** Start **

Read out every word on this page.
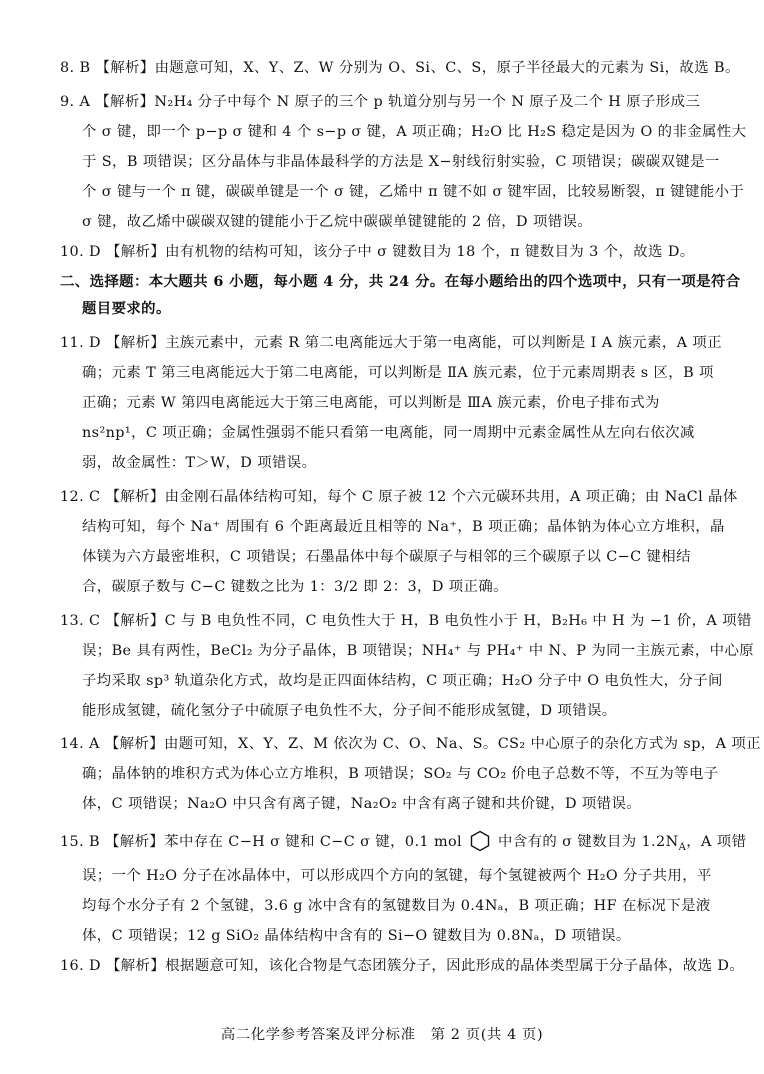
8. B 【解析】由题意可知，X、Y、Z、W 分别为 O、Si、C、S，原子半径最大的元素为 Si，故选 B。
9. A 【解析】N₂H₄ 分子中每个 N 原子的三个 p 轨道分别与另一个 N 原子及二个 H 原子形成三
个 σ 键，即一个 p−p σ 键和 4 个 s−p σ 键，A 项正确；H₂O 比 H₂S 稳定是因为 O 的非金属性大
于 S，B 项错误；区分晶体与非晶体最科学的方法是 X−射线衍射实验，C 项错误；碳碳双键是一
个 σ 键与一个 π 键，碳碳单键是一个 σ 键，乙烯中 π 键不如 σ 键牢固，比较易断裂，π 键键能小于
σ 键，故乙烯中碳碳双键的键能小于乙烷中碳碳单键键能的 2 倍，D 项错误。
10. D 【解析】由有机物的结构可知，该分子中 σ 键数目为 18 个，π 键数目为 3 个，故选 D。
二、选择题：本大题共 6 小题，每小题 4 分，共 24 分。在每小题给出的四个选项中，只有一项是符合
题目要求的。
11. D 【解析】主族元素中，元素 R 第二电离能远大于第一电离能，可以判断是 Ⅰ A 族元素，A 项正
确；元素 T 第三电离能远大于第二电离能，可以判断是 ⅡA 族元素，位于元素周期表 s 区，B 项
正确；元素 W 第四电离能远大于第三电离能，可以判断是 ⅢA 族元素，价电子排布式为
ns²np¹，C 项正确；金属性强弱不能只看第一电离能，同一周期中元素金属性从左向右依次减
弱，故金属性：T＞W，D 项错误。
12. C 【解析】由金刚石晶体结构可知，每个 C 原子被 12 个六元碳环共用，A 项正确；由 NaCl 晶体
结构可知，每个 Na⁺ 周围有 6 个距离最近且相等的 Na⁺，B 项正确；晶体钠为体心立方堆积，晶
体镁为六方最密堆积，C 项错误；石墨晶体中每个碳原子与相邻的三个碳原子以 C−C 键相结
合，碳原子数与 C−C 键数之比为 1：3/2 即 2：3，D 项正确。
13. C 【解析】C 与 B 电负性不同，C 电负性大于 H，B 电负性小于 H，B₂H₆ 中 H 为 −1 价，A 项错
误；Be 具有两性，BeCl₂ 为分子晶体，B 项错误；NH₄⁺ 与 PH₄⁺ 中 N、P 为同一主族元素，中心原
子均采取 sp³ 轨道杂化方式，故均是正四面体结构，C 项正确；H₂O 分子中 O 电负性大，分子间
能形成氢键，硫化氢分子中硫原子电负性不大，分子间不能形成氢键，D 项错误。
14. A 【解析】由题可知，X、Y、Z、M 依次为 C、O、Na、S。CS₂ 中心原子的杂化方式为 sp，A 项正
确；晶体钠的堆积方式为体心立方堆积，B 项错误；SO₂ 与 CO₂ 价电子总数不等，不互为等电子
体，C 项错误；Na₂O 中只含有离子键，Na₂O₂ 中含有离子键和共价键，D 项错误。
15. B 【解析】苯中存在 C−H σ 键和 C−C σ 键，0.1 mol 中含有的 σ 键数目为 $1.2N_A$，A 项错
误；一个 H₂O 分子在冰晶体中，可以形成四个方向的氢键，每个氢键被两个 H₂O 分子共用，平
均每个水分子有 2 个氢键，3.6 g 冰中含有的氢键数目为 0.4Nₐ，B 项正确；HF 在标况下是液
体，C 项错误；12 g SiO₂ 晶体结构中含有的 Si−O 键数目为 0.8Nₐ，D 项错误。
16. D 【解析】根据题意可知，该化合物是气态团簇分子，因此形成的晶体类型属于分子晶体，故选 D。
高二化学参考答案及评分标准　第 2 页(共 4 页)
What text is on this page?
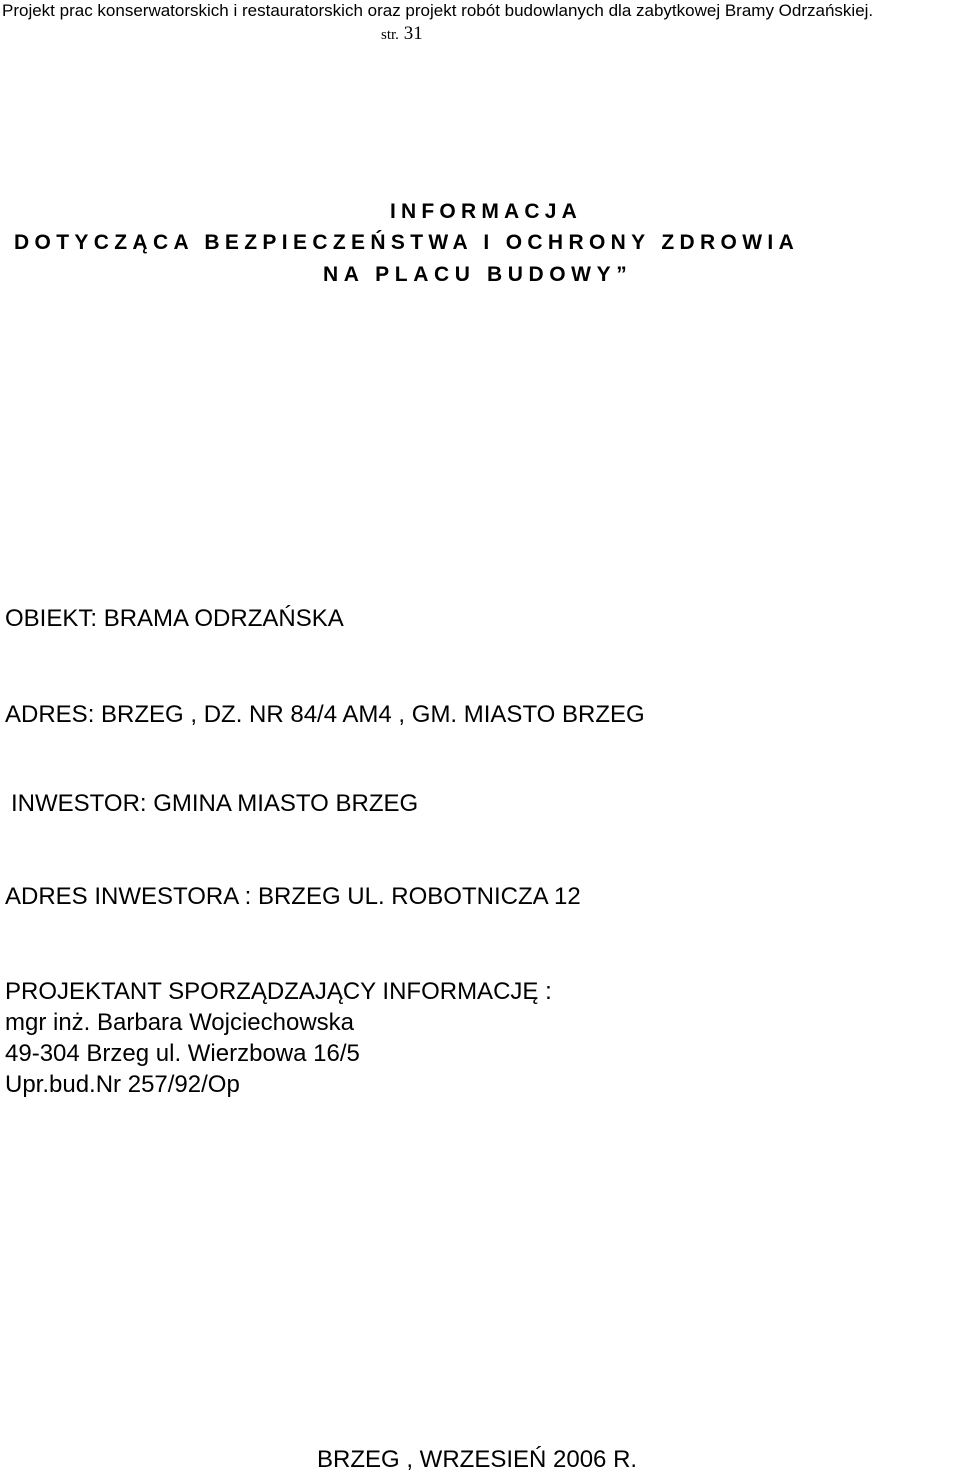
Projekt prac konserwatorskich i restauratorskich oraz projekt robót budowlanych dla zabytkowej Bramy Odrzańskiej.
str. 31
INFORMACJA
DOTYCZĄCA BEZPIECZEŃSTWA I OCHRONY ZDROWIA
NA PLACU BUDOWY”
OBIEKT: BRAMA ODRZAŃSKA
ADRES: BRZEG , DZ. NR 84/4 AM4 , GM. MIASTO BRZEG
INWESTOR: GMINA MIASTO BRZEG
ADRES INWESTORA : BRZEG UL. ROBOTNICZA 12
PROJEKTANT SPORZĄDZAJĄCY INFORMACJĘ :
mgr inż. Barbara Wojciechowska
49-304 Brzeg ul. Wierzbowa 16/5
Upr.bud.Nr 257/92/Op
BRZEG , WRZESIEŃ 2006 R.
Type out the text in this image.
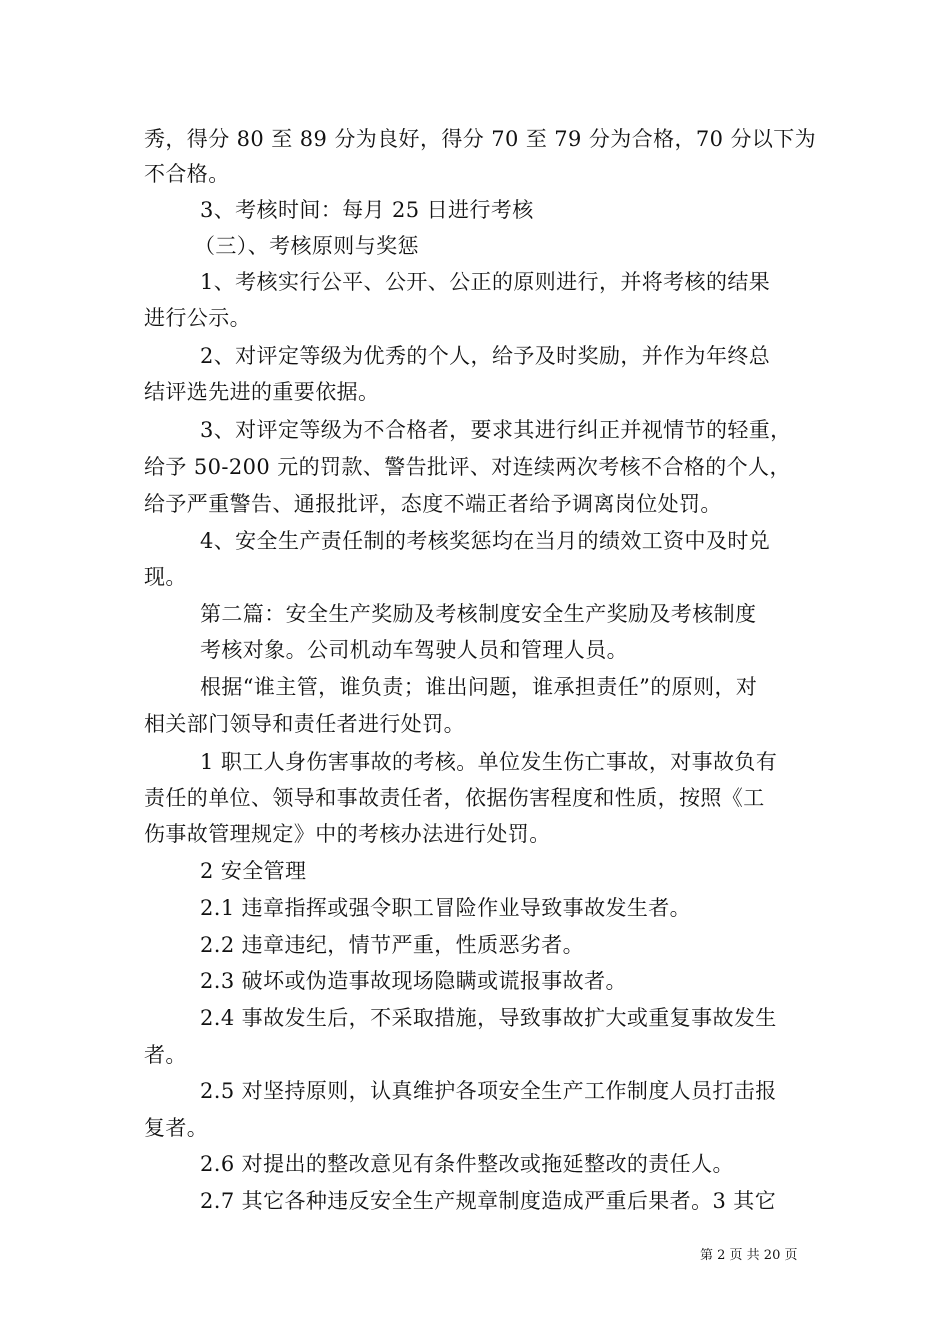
秀，得分 80 至 89 分为良好，得分 70 至 79 分为合格，70 分以下为
不合格。
3、考核时间：每月 25 日进行考核
（三）、考核原则与奖惩
1、考核实行公平、公开、公正的原则进行，并将考核的结果
进行公示。
2、对评定等级为优秀的个人，给予及时奖励，并作为年终总
结评选先进的重要依据。
3、对评定等级为不合格者，要求其进行纠正并视情节的轻重，
给予 50-200 元的罚款、警告批评、对连续两次考核不合格的个人，
给予严重警告、通报批评，态度不端正者给予调离岗位处罚。
4、安全生产责任制的考核奖惩均在当月的绩效工资中及时兑
现。
第二篇：安全生产奖励及考核制度安全生产奖励及考核制度
考核对象。公司机动车驾驶人员和管理人员。
根据“谁主管，谁负责；谁出问题，谁承担责任”的原则，对
相关部门领导和责任者进行处罚。
1 职工人身伤害事故的考核。单位发生伤亡事故，对事故负有
责任的单位、领导和事故责任者，依据伤害程度和性质，按照《工
伤事故管理规定》中的考核办法进行处罚。
2 安全管理
2.1 违章指挥或强令职工冒险作业导致事故发生者。
2.2 违章违纪，情节严重，性质恶劣者。
2.3 破坏或伪造事故现场隐瞒或谎报事故者。
2.4 事故发生后，不采取措施，导致事故扩大或重复事故发生
者。
2.5 对坚持原则，认真维护各项安全生产工作制度人员打击报
复者。
2.6 对提出的整改意见有条件整改或拖延整改的责任人。
2.7 其它各种违反安全生产规章制度造成严重后果者。3 其它
第 2 页 共 20 页
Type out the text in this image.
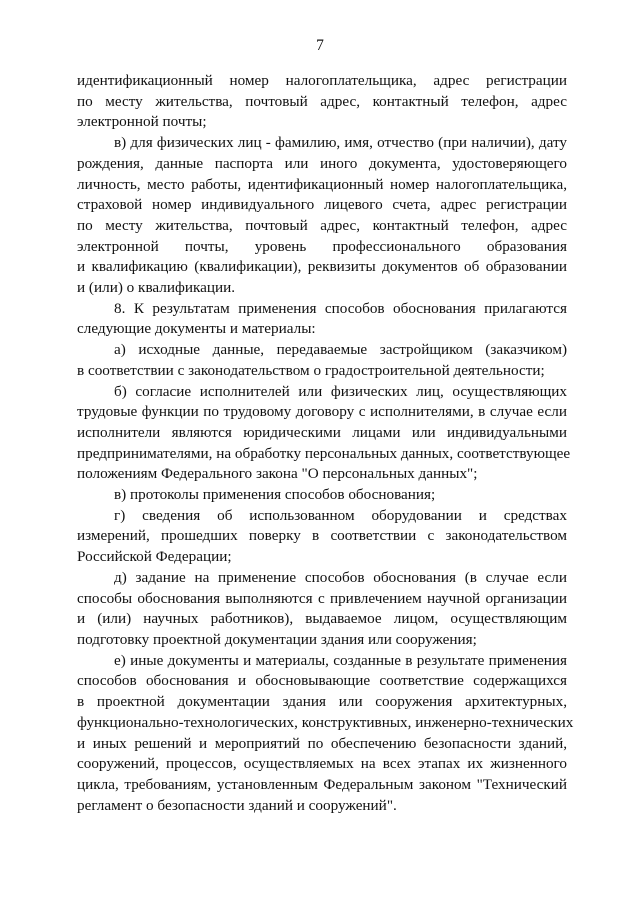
7
идентификационный номер налогоплательщика, адрес регистрации
по месту жительства, почтовый адрес, контактный телефон, адрес
электронной почты;
в) для физических лиц - фамилию, имя, отчество (при наличии), дату
рождения, данные паспорта или иного документа, удостоверяющего
личность, место работы, идентификационный номер налогоплательщика,
страховой номер индивидуального лицевого счета, адрес регистрации
по месту жительства, почтовый адрес, контактный телефон, адрес
электронной почты, уровень профессионального образования
и квалификацию (квалификации), реквизиты документов об образовании
и (или) о квалификации.
8. К результатам применения способов обоснования прилагаются
следующие документы и материалы:
а) исходные данные, передаваемые застройщиком (заказчиком)
в соответствии с законодательством о градостроительной деятельности;
б) согласие исполнителей или физических лиц, осуществляющих
трудовые функции по трудовому договору с исполнителями, в случае если
исполнители являются юридическими лицами или индивидуальными
предпринимателями, на обработку персональных данных, соответствующее
положениям Федерального закона "О персональных данных";
в) протоколы применения способов обоснования;
г) сведения об использованном оборудовании и средствах
измерений, прошедших поверку в соответствии с законодательством
Российской Федерации;
д) задание на применение способов обоснования (в случае если
способы обоснования выполняются с привлечением научной организации
и (или) научных работников), выдаваемое лицом, осуществляющим
подготовку проектной документации здания или сооружения;
е) иные документы и материалы, созданные в результате применения
способов обоснования и обосновывающие соответствие содержащихся
в проектной документации здания или сооружения архитектурных,
функционально-технологических, конструктивных, инженерно-технических
и иных решений и мероприятий по обеспечению безопасности зданий,
сооружений, процессов, осуществляемых на всех этапах их жизненного
цикла, требованиям, установленным Федеральным законом "Технический
регламент о безопасности зданий и сооружений".
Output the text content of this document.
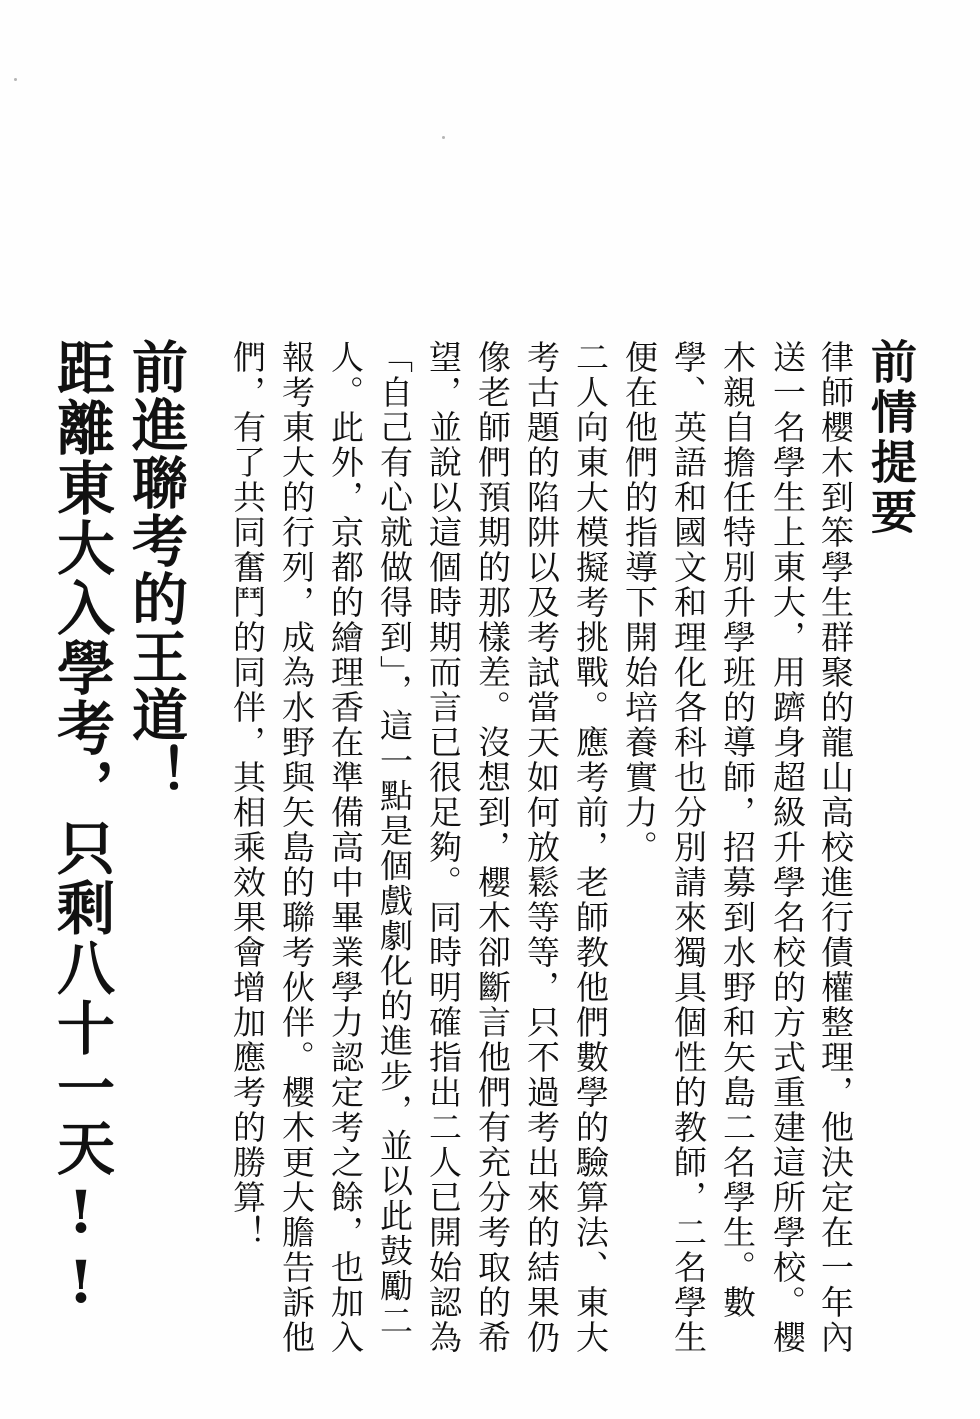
前情提要
律師櫻木到笨學生群聚的龍山高校進行債權整理，他決定在一年內
送一名學生上東大，用躋身超級升學名校的方式重建這所學校。櫻
木親自擔任特別升學班的導師，招募到水野和矢島二名學生。數
學、英語和國文和理化各科也分別請來獨具個性的教師，二名學生
便在他們的指導下開始培養實力。
二人向東大模擬考挑戰。應考前，老師教他們數學的驗算法、東大
考古題的陷阱以及考試當天如何放鬆等等，只不過考出來的結果仍
像老師們預期的那樣差。沒想到，櫻木卻斷言他們有充分考取的希
望，並說以這個時期而言已很足夠。同時明確指出二人已開始認為
「自己有心就做得到」，這一點是個戲劇化的進步，並以此鼓勵二
人。此外，京都的繪理香在準備高中畢業學力認定考之餘，也加入
報考東大的行列，成為水野與矢島的聯考伙伴。櫻木更大膽告訴他
們，有了共同奮鬥的同伴，其相乘效果會增加應考的勝算！
前進聯考的王道！
距離東大入學考，只剩八十一天!!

** End **

● YOUR INSTRUCTIONS: Quote exactly, and only, the lines from the line containing "Output the text content of this document." through the final line of the records above, both included, omitting any pictures.

● SOLUTION FOR THIS PROBLEM:
Output the text content of this document.
前情提要
律師櫻木到笨學生群聚的龍山高校進行債權整理，他決定在一年內
送一名學生上東大，用躋身超級升學名校的方式重建這所學校。櫻
木親自擔任特別升學班的導師，招募到水野和矢島二名學生。數
學、英語和國文和理化各科也分別請來獨具個性的教師，二名學生
便在他們的指導下開始培養實力。
二人向東大模擬考挑戰。應考前，老師教他們數學的驗算法、東大
考古題的陷阱以及考試當天如何放鬆等等，只不過考出來的結果仍
像老師們預期的那樣差。沒想到，櫻木卻斷言他們有充分考取的希
望，並說以這個時期而言已很足夠。同時明確指出二人已開始認為
「自己有心就做得到」，這一點是個戲劇化的進步，並以此鼓勵二
人。此外，京都的繪理香在準備高中畢業學力認定考之餘，也加入
報考東大的行列，成為水野與矢島的聯考伙伴。櫻木更大膽告訴他
們，有了共同奮鬥的同伴，其相乘效果會增加應考的勝算！
前進聯考的王道！
距離東大入學考，只剩八十一天!!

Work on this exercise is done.